### TASK STATEMENT
Lift out each line of the data that holds "toàn".

--- START OF DATA TO USE ---

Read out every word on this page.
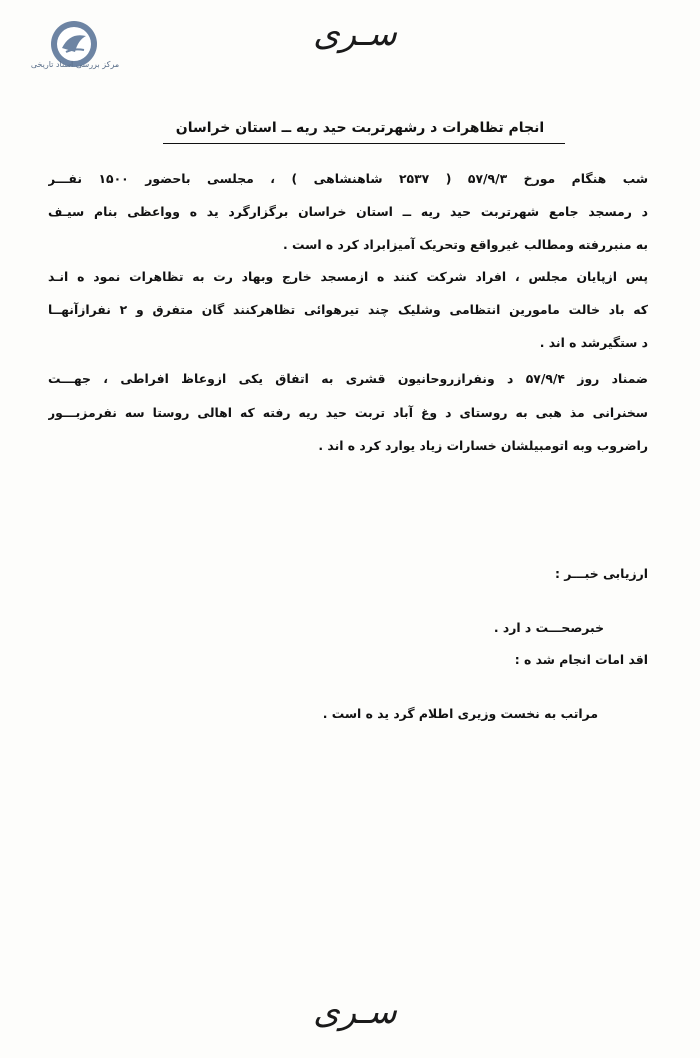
مرکز بررسی اسناد تاریخی
سـری
انجام تظاهرات د رشهرتربت حید ریه ــ استان خراسان
شب هنگام مورخ ۵۷/۹/۳ ( ۲۵۳۷ شاهنشاهی ) ، مجلسی باحضور ۱۵۰۰ نفـــر
د رمسجد جامع شهرتربت حید ریه ــ استان خراسان برگزارگرد ید ه وواعظی بنام سیـف
به منبررفته ومطالب غیرواقع وتحریک آمیزابراد کرد ه است .
پس ازپایان مجلس ، افراد شرکت کنند ه ازمسجد خارج وبهاد رت به تظاهرات نمود ه انـد
که باد خالت مامورین انتظامی وشلیک چند تیرهوائی تظاهرکنند گان متفرق و ۲ نفرازآنهــا
د ستگیرشد ه اند .
ضمناد روز ۵۷/۹/۴ د ونفرازروحانیون قشری به اتفاق یکی ازوعاظ افراطی ، جهـــت
سخنرانی مذ هبی به روستای د وغ آباد تربت حید ریه رفته که اهالی روستا سه نفرمزبـــور
راضروب وبه اتومبیلشان خسارات زیاد یوارد کرد ه اند .
ارزیابی خبـــر :
خبرصحـــت د ارد .
اقد امات انجام شد ه :
مراتب به نخست وزیری اطلام گرد ید ه است .
سـری
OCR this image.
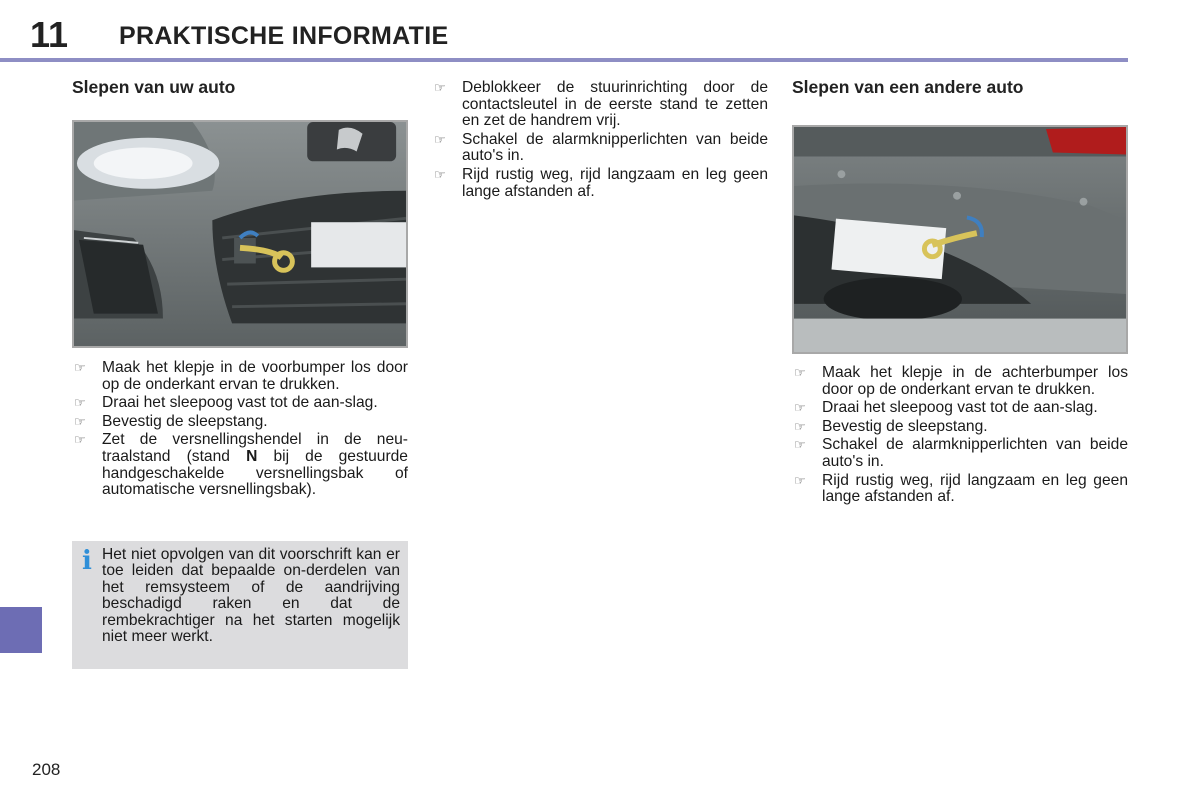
11 PRAKTISCHE INFORMATIE
Slepen van uw auto
☞ Maak het klepje in de voorbumper los door op de onderkant ervan te drukken.
☞ Draai het sleepoog vast tot de aan-slag.
☞ Bevestig de sleepstang.
☞ Zet de versnellingshendel in de neu-traalstand (stand N bij de gestuurde handgeschakelde versnellingsbak of automatische versnellingsbak).
i Het niet opvolgen van dit voorschrift kan er toe leiden dat bepaalde on-derdelen van het remsysteem of de aandrijving beschadigd raken en dat de rembekrachtiger na het starten mogelijk niet meer werkt.
☞ Deblokkeer de stuurinrichting door de contactsleutel in de eerste stand te zetten en zet de handrem vrij.
☞ Schakel de alarmknipperlichten van beide auto's in.
☞ Rijd rustig weg, rijd langzaam en leg geen lange afstanden af.
Slepen van een andere auto
☞ Maak het klepje in de achterbumper los door op de onderkant ervan te drukken.
☞ Draai het sleepoog vast tot de aan-slag.
☞ Bevestig de sleepstang.
☞ Schakel de alarmknipperlichten van beide auto's in.
☞ Rijd rustig weg, rijd langzaam en leg geen lange afstanden af.
208
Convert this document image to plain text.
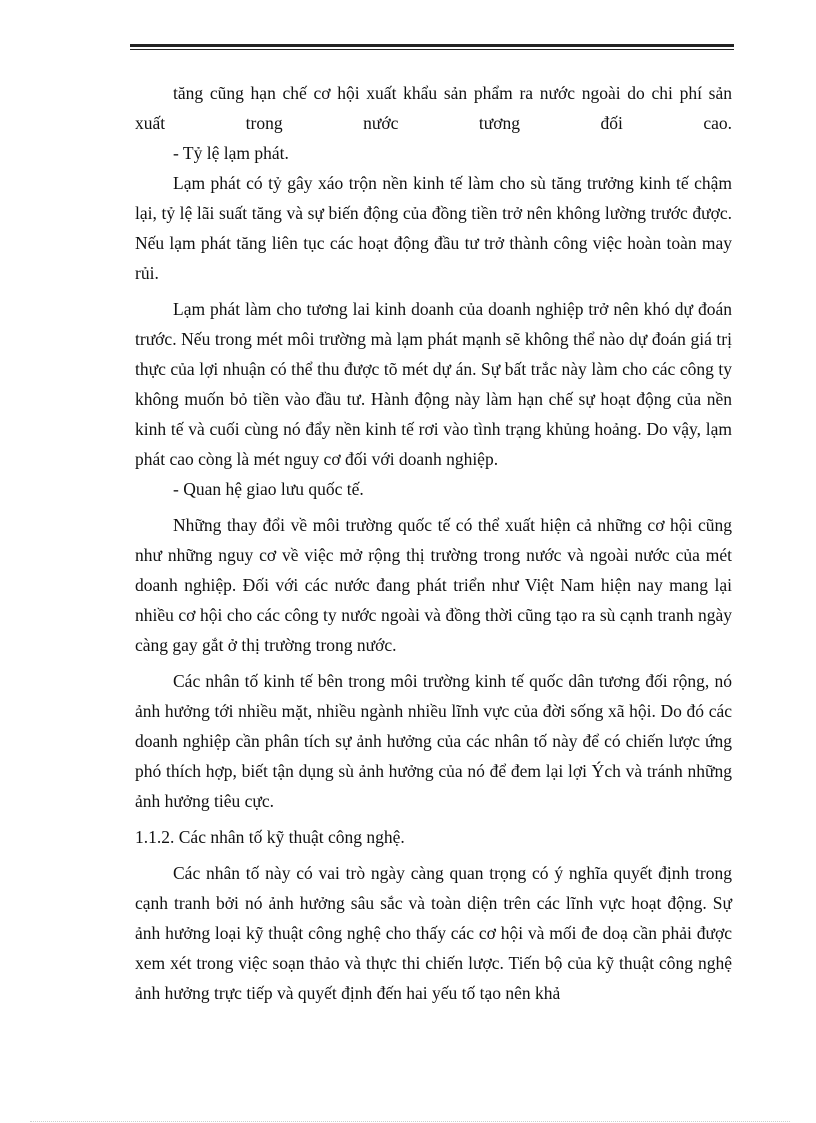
tăng cũng hạn chế cơ hội xuất khẩu sản phẩm ra nước ngoài do chi phí sản

xuất trong nước tương đối cao.

- Tỷ lệ lạm phát.

Lạm phát có tỷ gây xáo trộn nền kinh tế làm cho sù tăng trưởng kinh tế chậm lại, tỷ lệ lãi suất tăng và sự biến động của đồng tiền trở nên không lường trước được. Nếu lạm phát tăng liên tục các hoạt động đầu tư trở thành công việc hoàn toàn may rủi.

Lạm phát làm cho tương lai kinh doanh của doanh nghiệp trở nên khó dự đoán trước. Nếu trong mét môi trường mà lạm phát mạnh sẽ không thể nào dự đoán giá trị thực của lợi nhuận có thể thu được tõ mét dự án. Sự bất trắc này làm cho các công ty không muốn bỏ tiền vào đầu tư. Hành động này làm hạn chế sự hoạt động của nền kinh tế và cuối cùng nó đẩy nền kinh tế rơi vào tình trạng khủng hoảng. Do vậy, lạm phát cao còng là mét nguy cơ đối với doanh nghiệp.

- Quan hệ giao lưu quốc tế.

Những thay đổi về môi trường quốc tế có thể xuất hiện cả những cơ hội cũng như những nguy cơ về việc mở rộng thị trường trong nước và ngoài nước của mét doanh nghiệp. Đối với các nước đang phát triển như Việt Nam hiện nay mang lại nhiều cơ hội cho các công ty nước ngoài và đồng thời cũng tạo ra sù cạnh tranh ngày càng gay gắt ở thị trường trong nước.

Các nhân tố kinh tế bên trong môi trường kinh tế quốc dân tương đối rộng, nó ảnh hưởng tới nhiều mặt, nhiều ngành nhiều lĩnh vực của đời sống xã hội. Do đó các doanh nghiệp cần phân tích sự ảnh hưởng của các nhân tố này để có chiến lược ứng phó thích hợp, biết tận dụng sù ảnh hưởng của nó để đem lại lợi Ých và tránh những ảnh hưởng tiêu cực.

1.1.2. Các nhân tố kỹ thuật công nghệ.

Các nhân tố này có vai trò ngày càng quan trọng có ý nghĩa quyết định trong cạnh tranh bởi nó ảnh hưởng sâu sắc và toàn diện trên các lĩnh vực hoạt động. Sự ảnh hưởng loại kỹ thuật công nghệ cho thấy các cơ hội và mối đe doạ cần phải được xem xét trong việc soạn thảo và thực thi chiến lược. Tiến bộ của kỹ thuật công nghệ ảnh hưởng trực tiếp và quyết định đến hai yếu tố tạo nên khả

--- END OF DATA TO USE ---

### SOLUTION FOR THIS TASK
Lạm phát có tỷ gây xáo trộn nền kinh tế làm cho sù tăng trưởng kinh tế chậm lại, tỷ lệ lãi suất tăng và sự biến động của đồng tiền trở nên không lường trước được. Nếu lạm phát tăng liên tục các hoạt động đầu tư trở thành công việc hoàn toàn may rủi.
Các nhân tố này có vai trò ngày càng quan trọng có ý nghĩa quyết định trong cạnh tranh bởi nó ảnh hưởng sâu sắc và toàn diện trên các lĩnh vực hoạt động. Sự ảnh hưởng loại kỹ thuật công nghệ cho thấy các cơ hội và mối đe doạ cần phải được xem xét trong việc soạn thảo và thực thi chiến lược. Tiến bộ của kỹ thuật công nghệ ảnh hưởng trực tiếp và quyết định đến hai yếu tố tạo nên khả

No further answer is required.